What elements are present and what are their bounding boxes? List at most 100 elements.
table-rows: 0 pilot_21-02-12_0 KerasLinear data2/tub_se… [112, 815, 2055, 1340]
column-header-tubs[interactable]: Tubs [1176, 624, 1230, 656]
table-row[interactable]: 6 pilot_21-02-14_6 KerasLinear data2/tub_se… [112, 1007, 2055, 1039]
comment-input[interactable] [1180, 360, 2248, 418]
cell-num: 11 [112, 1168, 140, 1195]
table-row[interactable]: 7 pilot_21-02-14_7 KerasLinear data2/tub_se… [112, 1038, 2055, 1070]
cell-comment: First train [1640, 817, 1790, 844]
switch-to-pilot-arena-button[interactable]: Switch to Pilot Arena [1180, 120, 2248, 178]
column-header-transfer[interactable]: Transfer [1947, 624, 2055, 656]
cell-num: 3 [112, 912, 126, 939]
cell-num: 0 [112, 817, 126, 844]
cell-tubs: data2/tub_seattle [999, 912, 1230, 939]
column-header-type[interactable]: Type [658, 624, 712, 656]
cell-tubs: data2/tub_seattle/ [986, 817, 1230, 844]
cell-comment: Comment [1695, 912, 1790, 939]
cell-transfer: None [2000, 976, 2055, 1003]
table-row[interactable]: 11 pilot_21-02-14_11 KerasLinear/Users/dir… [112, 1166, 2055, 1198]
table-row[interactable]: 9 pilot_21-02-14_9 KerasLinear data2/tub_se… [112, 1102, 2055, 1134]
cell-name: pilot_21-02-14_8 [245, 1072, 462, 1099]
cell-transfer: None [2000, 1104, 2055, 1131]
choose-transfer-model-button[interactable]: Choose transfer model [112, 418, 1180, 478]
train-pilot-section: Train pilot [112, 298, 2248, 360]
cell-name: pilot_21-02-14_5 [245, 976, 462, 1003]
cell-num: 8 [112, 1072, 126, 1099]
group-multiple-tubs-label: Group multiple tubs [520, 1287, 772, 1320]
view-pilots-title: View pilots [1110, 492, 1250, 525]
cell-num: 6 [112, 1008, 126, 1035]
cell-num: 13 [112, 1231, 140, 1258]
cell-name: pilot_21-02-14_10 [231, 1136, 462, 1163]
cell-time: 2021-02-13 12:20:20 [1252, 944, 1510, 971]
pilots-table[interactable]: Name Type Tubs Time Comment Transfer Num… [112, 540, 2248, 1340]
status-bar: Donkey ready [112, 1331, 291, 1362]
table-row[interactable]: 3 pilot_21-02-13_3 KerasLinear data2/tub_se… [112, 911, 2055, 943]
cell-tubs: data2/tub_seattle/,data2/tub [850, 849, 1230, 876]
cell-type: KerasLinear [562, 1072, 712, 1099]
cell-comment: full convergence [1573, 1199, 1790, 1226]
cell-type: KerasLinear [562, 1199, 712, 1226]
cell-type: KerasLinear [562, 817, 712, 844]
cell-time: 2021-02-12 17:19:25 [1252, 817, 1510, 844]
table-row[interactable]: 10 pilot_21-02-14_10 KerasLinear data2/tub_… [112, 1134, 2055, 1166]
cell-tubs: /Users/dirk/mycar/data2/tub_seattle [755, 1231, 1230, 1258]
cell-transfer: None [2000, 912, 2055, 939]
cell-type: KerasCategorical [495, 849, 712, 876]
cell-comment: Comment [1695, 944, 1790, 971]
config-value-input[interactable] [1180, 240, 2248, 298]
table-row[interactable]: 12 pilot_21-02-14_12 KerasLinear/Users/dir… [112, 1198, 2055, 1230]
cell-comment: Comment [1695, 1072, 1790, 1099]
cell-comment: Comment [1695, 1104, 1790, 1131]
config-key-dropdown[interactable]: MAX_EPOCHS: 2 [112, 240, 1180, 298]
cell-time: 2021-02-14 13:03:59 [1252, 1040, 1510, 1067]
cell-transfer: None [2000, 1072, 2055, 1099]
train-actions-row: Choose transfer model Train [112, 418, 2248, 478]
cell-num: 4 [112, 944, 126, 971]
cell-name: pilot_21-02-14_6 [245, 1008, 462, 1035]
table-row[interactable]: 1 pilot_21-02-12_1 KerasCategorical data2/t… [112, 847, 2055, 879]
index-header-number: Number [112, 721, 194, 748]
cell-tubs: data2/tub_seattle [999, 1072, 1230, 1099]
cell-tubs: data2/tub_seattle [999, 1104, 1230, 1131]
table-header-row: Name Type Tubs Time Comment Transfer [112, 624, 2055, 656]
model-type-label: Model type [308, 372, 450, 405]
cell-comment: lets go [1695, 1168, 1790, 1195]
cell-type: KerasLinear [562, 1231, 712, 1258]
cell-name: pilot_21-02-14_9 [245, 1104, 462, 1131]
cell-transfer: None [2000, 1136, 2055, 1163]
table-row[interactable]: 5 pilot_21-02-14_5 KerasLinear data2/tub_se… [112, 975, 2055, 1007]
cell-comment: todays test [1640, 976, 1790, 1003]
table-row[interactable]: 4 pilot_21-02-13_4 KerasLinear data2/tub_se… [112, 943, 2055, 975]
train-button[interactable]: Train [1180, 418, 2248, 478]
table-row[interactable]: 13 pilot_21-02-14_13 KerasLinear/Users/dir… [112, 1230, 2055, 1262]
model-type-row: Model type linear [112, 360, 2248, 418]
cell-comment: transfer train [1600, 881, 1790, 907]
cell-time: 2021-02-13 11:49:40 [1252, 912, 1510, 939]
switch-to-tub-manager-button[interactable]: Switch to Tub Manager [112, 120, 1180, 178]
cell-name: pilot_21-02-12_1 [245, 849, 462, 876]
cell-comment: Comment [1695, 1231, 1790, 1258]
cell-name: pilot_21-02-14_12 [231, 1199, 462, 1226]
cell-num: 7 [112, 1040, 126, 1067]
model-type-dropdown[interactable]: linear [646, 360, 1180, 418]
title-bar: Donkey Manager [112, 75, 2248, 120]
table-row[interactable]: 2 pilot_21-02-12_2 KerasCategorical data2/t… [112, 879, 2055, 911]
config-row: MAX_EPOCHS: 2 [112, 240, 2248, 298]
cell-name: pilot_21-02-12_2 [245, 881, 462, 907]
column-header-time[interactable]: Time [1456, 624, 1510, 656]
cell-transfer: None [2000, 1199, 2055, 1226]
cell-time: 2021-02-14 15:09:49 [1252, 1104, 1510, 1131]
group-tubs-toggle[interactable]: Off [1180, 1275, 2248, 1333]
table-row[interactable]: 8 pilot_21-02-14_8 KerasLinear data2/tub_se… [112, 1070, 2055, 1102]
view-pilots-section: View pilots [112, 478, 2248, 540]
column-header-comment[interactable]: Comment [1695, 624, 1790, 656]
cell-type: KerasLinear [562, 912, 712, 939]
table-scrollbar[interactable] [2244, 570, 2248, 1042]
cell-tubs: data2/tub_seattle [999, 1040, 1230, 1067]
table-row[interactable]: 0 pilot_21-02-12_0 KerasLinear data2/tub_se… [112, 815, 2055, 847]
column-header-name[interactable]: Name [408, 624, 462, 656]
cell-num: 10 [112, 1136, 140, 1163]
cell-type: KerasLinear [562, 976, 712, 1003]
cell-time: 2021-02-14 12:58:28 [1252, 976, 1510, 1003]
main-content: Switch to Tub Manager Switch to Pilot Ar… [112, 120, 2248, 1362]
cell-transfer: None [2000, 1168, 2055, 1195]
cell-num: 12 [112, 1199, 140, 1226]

------

### WORK TO COMPLETE
Reproduce the lines from the first one above through the line containing "cell-comment: First train", substituting "KerasCategorical" for every "KerasLinear" and leaving everything else unchanged.

### ANSWER TO THE EXERCISE
What elements are present and what are their bounding boxes? List at most 100 elements.
table-rows: 0 pilot_21-02-12_0 KerasCategorical data2/tub_se… [112, 815, 2055, 1340]
column-header-tubs[interactable]: Tubs [1176, 624, 1230, 656]
table-row[interactable]: 6 pilot_21-02-14_6 KerasCategorical data2/tub_se… [112, 1007, 2055, 1039]
comment-input[interactable] [1180, 360, 2248, 418]
cell-num: 11 [112, 1168, 140, 1195]
table-row[interactable]: 7 pilot_21-02-14_7 KerasCategorical data2/tub_se… [112, 1038, 2055, 1070]
cell-comment: First train [1640, 817, 1790, 844]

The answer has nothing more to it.